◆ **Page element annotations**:
+-------+

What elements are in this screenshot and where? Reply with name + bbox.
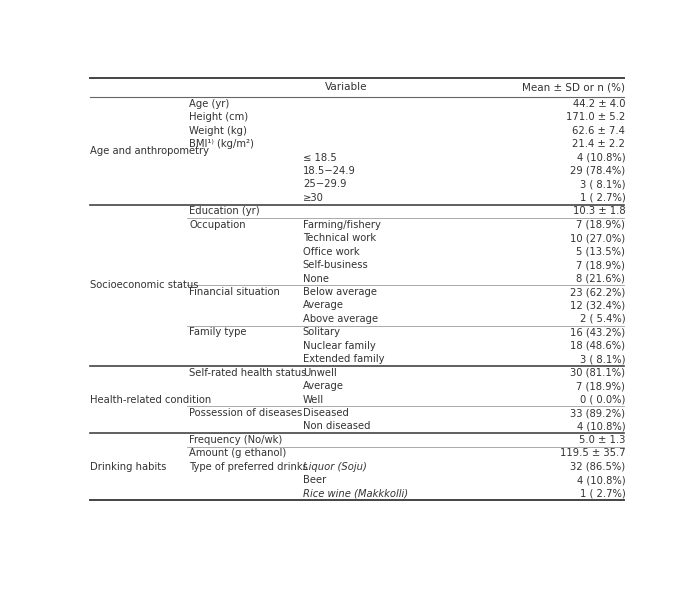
Text: Extended family: Extended family [303,354,384,364]
Text: Age (yr): Age (yr) [189,99,230,109]
Text: Age and anthropometry: Age and anthropometry [90,146,209,156]
Text: 7 (18.9%): 7 (18.9%) [576,220,625,230]
Text: 4 (10.8%): 4 (10.8%) [577,475,625,485]
Text: 10.3 ± 1.8: 10.3 ± 1.8 [573,207,625,216]
Text: Amount (g ethanol): Amount (g ethanol) [189,448,287,458]
Text: 18.5−24.9: 18.5−24.9 [303,166,356,176]
Text: BMI¹⁾ (kg/m²): BMI¹⁾ (kg/m²) [189,139,254,149]
Text: 5 (13.5%): 5 (13.5%) [576,247,625,257]
Text: Unwell: Unwell [303,368,336,378]
Text: 29 (78.4%): 29 (78.4%) [570,166,625,176]
Text: Height (cm): Height (cm) [189,112,248,122]
Text: 62.6 ± 7.4: 62.6 ± 7.4 [572,126,625,136]
Text: Socioeconomic status: Socioeconomic status [90,280,198,290]
Text: Type of preferred drinks: Type of preferred drinks [189,462,308,472]
Text: Liquor (Soju): Liquor (Soju) [303,462,367,472]
Text: Possession of diseases: Possession of diseases [189,408,303,418]
Text: Below average: Below average [303,287,377,297]
Text: 8 (21.6%): 8 (21.6%) [576,274,625,284]
Text: Mean ± SD or n (%): Mean ± SD or n (%) [522,82,625,92]
Text: Self-business: Self-business [303,260,368,270]
Text: Weight (kg): Weight (kg) [189,126,247,136]
Text: Well: Well [303,395,324,404]
Text: 33 (89.2%): 33 (89.2%) [570,408,625,418]
Text: 0 ( 0.0%): 0 ( 0.0%) [580,395,625,404]
Text: 21.4 ± 2.2: 21.4 ± 2.2 [572,139,625,149]
Text: 12 (32.4%): 12 (32.4%) [570,301,625,310]
Text: Education (yr): Education (yr) [189,207,260,216]
Text: 2 ( 5.4%): 2 ( 5.4%) [580,314,625,324]
Text: 23 (62.2%): 23 (62.2%) [570,287,625,297]
Text: 30 (81.1%): 30 (81.1%) [570,368,625,378]
Text: 7 (18.9%): 7 (18.9%) [576,381,625,391]
Text: 119.5 ± 35.7: 119.5 ± 35.7 [560,448,625,458]
Text: Drinking habits: Drinking habits [90,462,166,472]
Text: 3 ( 8.1%): 3 ( 8.1%) [580,179,625,189]
Text: Occupation: Occupation [189,220,246,230]
Text: Farming/fishery: Farming/fishery [303,220,381,230]
Text: ≥30: ≥30 [303,193,324,203]
Text: Technical work: Technical work [303,233,376,243]
Text: 4 (10.8%): 4 (10.8%) [577,153,625,163]
Text: Office work: Office work [303,247,359,257]
Text: Frequency (No/wk): Frequency (No/wk) [189,435,283,445]
Text: Solitary: Solitary [303,327,341,337]
Text: Self-rated health status: Self-rated health status [189,368,307,378]
Text: None: None [303,274,329,284]
Text: Diseased: Diseased [303,408,349,418]
Text: Health-related condition: Health-related condition [90,395,211,404]
Text: 25−29.9: 25−29.9 [303,179,347,189]
Text: 18 (48.6%): 18 (48.6%) [570,341,625,351]
Text: 3 ( 8.1%): 3 ( 8.1%) [580,354,625,364]
Text: 32 (86.5%): 32 (86.5%) [570,462,625,472]
Text: Average: Average [303,301,344,310]
Text: 16 (43.2%): 16 (43.2%) [570,327,625,337]
Text: 171.0 ± 5.2: 171.0 ± 5.2 [566,112,625,122]
Text: Family type: Family type [189,327,247,337]
Text: ≤ 18.5: ≤ 18.5 [303,153,336,163]
Text: Average: Average [303,381,344,391]
Text: 10 (27.0%): 10 (27.0%) [570,233,625,243]
Text: Nuclear family: Nuclear family [303,341,376,351]
Text: Above average: Above average [303,314,378,324]
Text: Rice wine (Makkkolli): Rice wine (Makkkolli) [303,489,408,498]
Text: Financial situation: Financial situation [189,287,280,297]
Text: Variable: Variable [324,82,367,92]
Text: 7 (18.9%): 7 (18.9%) [576,260,625,270]
Text: Beer: Beer [303,475,326,485]
Text: 44.2 ± 4.0: 44.2 ± 4.0 [573,99,625,109]
Text: 1 ( 2.7%): 1 ( 2.7%) [580,193,625,203]
Text: Non diseased: Non diseased [303,422,370,432]
Text: 5.0 ± 1.3: 5.0 ± 1.3 [579,435,625,445]
Text: 4 (10.8%): 4 (10.8%) [577,422,625,432]
Text: 1 ( 2.7%): 1 ( 2.7%) [580,489,625,498]
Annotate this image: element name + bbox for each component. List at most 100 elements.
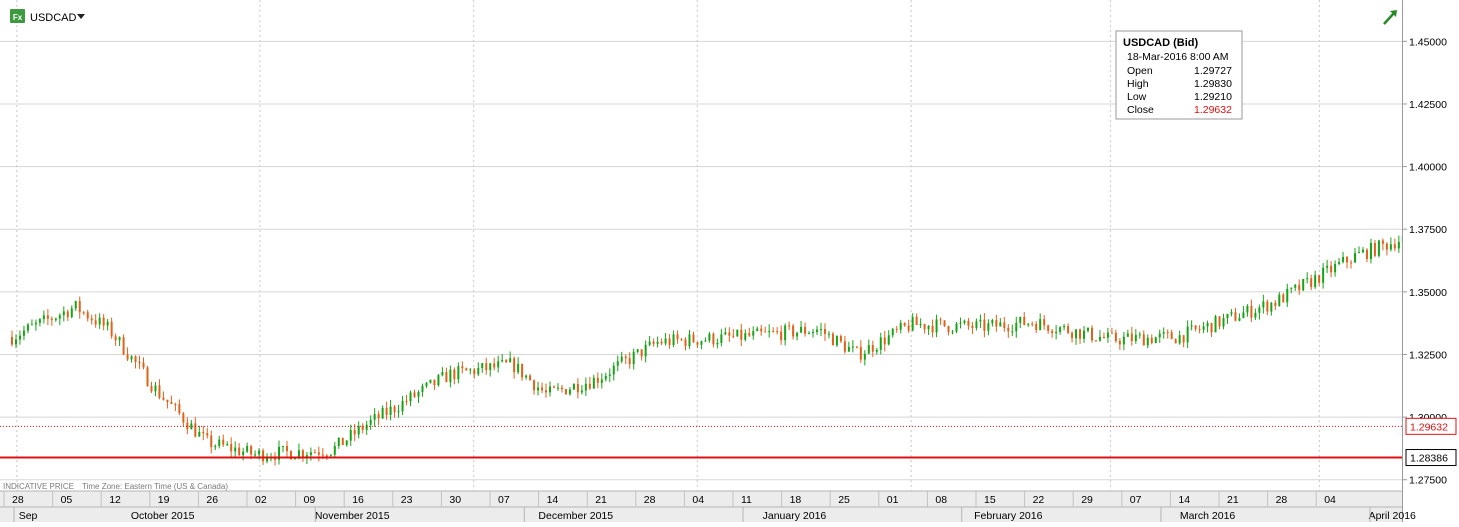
candle-body — [345, 440, 348, 446]
tooltip-close-label: Close — [1127, 104, 1154, 116]
candle-body — [835, 336, 838, 346]
candle-body — [716, 342, 719, 345]
candle-body — [664, 338, 667, 344]
candle-body — [648, 341, 651, 345]
y-tick-label: 1.40000 — [1409, 162, 1447, 174]
candle-body — [62, 311, 65, 316]
candle-body — [349, 430, 352, 441]
candle-body — [1238, 318, 1241, 321]
candle-body — [1286, 288, 1289, 303]
candle-body — [564, 389, 567, 395]
candle-body — [768, 331, 771, 333]
fx-badge-label: Fx — [13, 13, 23, 22]
candle-body — [1102, 336, 1105, 338]
candle-body — [1357, 252, 1360, 254]
candle-body — [1051, 330, 1054, 334]
candle-body — [74, 301, 77, 309]
candle-body — [529, 375, 532, 381]
candle-body — [796, 332, 799, 337]
candle-body — [1186, 326, 1189, 343]
week-tick-label: 04 — [692, 494, 704, 506]
candle-body — [242, 451, 245, 456]
candle-body — [624, 356, 627, 359]
candle-body — [377, 414, 380, 419]
y-tick-label: 1.27500 — [1409, 475, 1447, 487]
candle-body — [628, 358, 631, 365]
candle-body — [1059, 327, 1062, 332]
candle-body — [1302, 279, 1305, 291]
candle-body — [190, 423, 193, 430]
y-tick-label: 1.32500 — [1409, 349, 1447, 361]
candle-body — [385, 407, 388, 415]
candle-body — [975, 321, 978, 328]
trend-arrow-icon[interactable] — [1383, 10, 1397, 25]
candle-body — [576, 384, 579, 393]
month-label: Sep — [19, 510, 38, 522]
week-tick-label: 21 — [1227, 494, 1239, 506]
symbol-selector[interactable]: Fx USDCAD — [10, 9, 85, 24]
candle-body — [202, 432, 205, 434]
candle-body — [126, 354, 129, 360]
candle-body — [1174, 339, 1177, 344]
candle-body — [278, 446, 281, 460]
candle-body — [429, 379, 432, 383]
candle-body — [138, 361, 141, 363]
candle-body — [1027, 323, 1030, 325]
candle-body — [409, 392, 412, 402]
candle-body — [1007, 327, 1010, 332]
tooltip-datetime: 18-Mar-2016 8:00 AM — [1127, 51, 1229, 63]
candle-body — [855, 346, 858, 348]
candle-body — [620, 356, 623, 362]
candle-body — [1154, 337, 1157, 344]
candle-body — [712, 333, 715, 345]
candle-body — [293, 457, 296, 460]
y-tick-label: 1.37500 — [1409, 224, 1447, 236]
candle-body — [823, 329, 826, 334]
candle-body — [142, 362, 145, 368]
tooltip-title: USDCAD (Bid) — [1123, 37, 1198, 49]
candle-body — [907, 325, 910, 331]
candle-body — [325, 455, 328, 457]
candle-body — [146, 367, 149, 387]
candle-body — [1270, 302, 1273, 312]
candle-body — [887, 335, 890, 345]
candle-body — [246, 445, 249, 452]
candle-body — [537, 387, 540, 391]
candle-body — [1385, 243, 1388, 250]
candle-body — [812, 331, 815, 334]
candle-body — [1342, 257, 1345, 263]
candle-body — [756, 328, 759, 332]
candle-body — [891, 328, 894, 336]
candle-body — [744, 333, 747, 340]
week-tick-label: 09 — [304, 494, 316, 506]
candle-body — [317, 452, 320, 455]
candle-body — [226, 444, 229, 446]
candle-body — [684, 339, 687, 347]
candle-body — [1246, 305, 1249, 313]
candle-body — [608, 374, 611, 376]
candle-body — [98, 317, 101, 325]
candle-body — [405, 400, 408, 402]
candle-body — [437, 375, 440, 386]
candle-body — [1214, 316, 1217, 333]
candle-body — [588, 383, 591, 389]
candle-body — [66, 311, 69, 318]
week-tick-label: 15 — [984, 494, 996, 506]
caret-down-icon[interactable] — [77, 14, 85, 19]
candle-body — [38, 319, 41, 323]
candle-body — [1134, 334, 1137, 342]
tooltip-low-label: Low — [1127, 91, 1147, 103]
candle-body — [198, 432, 201, 437]
candle-body — [1377, 240, 1380, 256]
candle-body — [748, 333, 751, 336]
candle-body — [995, 320, 998, 327]
candle-body — [1075, 329, 1078, 339]
candle-body — [1397, 241, 1400, 249]
candle-body — [656, 341, 659, 344]
candle-body — [1019, 316, 1022, 323]
candle-body — [1146, 337, 1149, 346]
candle-body — [1182, 335, 1185, 343]
candle-body — [959, 322, 962, 324]
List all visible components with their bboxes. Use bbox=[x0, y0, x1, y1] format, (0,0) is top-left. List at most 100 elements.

+-------+

◆ **Task description**: Copy out the lines of the records exactly, starting at the line containing "candle-body — [345, 440, 348, 446]" and continuing through the line containing "candle-body — [1102, 336, 1105, 338]", with both of those lines included.

◆ **Result below**:
candle-body — [345, 440, 348, 446]
tooltip-close-label: Close — [1127, 104, 1154, 116]
candle-body — [835, 336, 838, 346]
candle-body — [716, 342, 719, 345]
candle-body — [664, 338, 667, 344]
candle-body — [648, 341, 651, 345]
y-tick-label: 1.40000 — [1409, 162, 1447, 174]
candle-body — [62, 311, 65, 316]
candle-body — [349, 430, 352, 441]
candle-body — [1238, 318, 1241, 321]
candle-body — [1286, 288, 1289, 303]
candle-body — [564, 389, 567, 395]
candle-body — [768, 331, 771, 333]
fx-badge-label: Fx — [13, 13, 23, 22]
candle-body — [1102, 336, 1105, 338]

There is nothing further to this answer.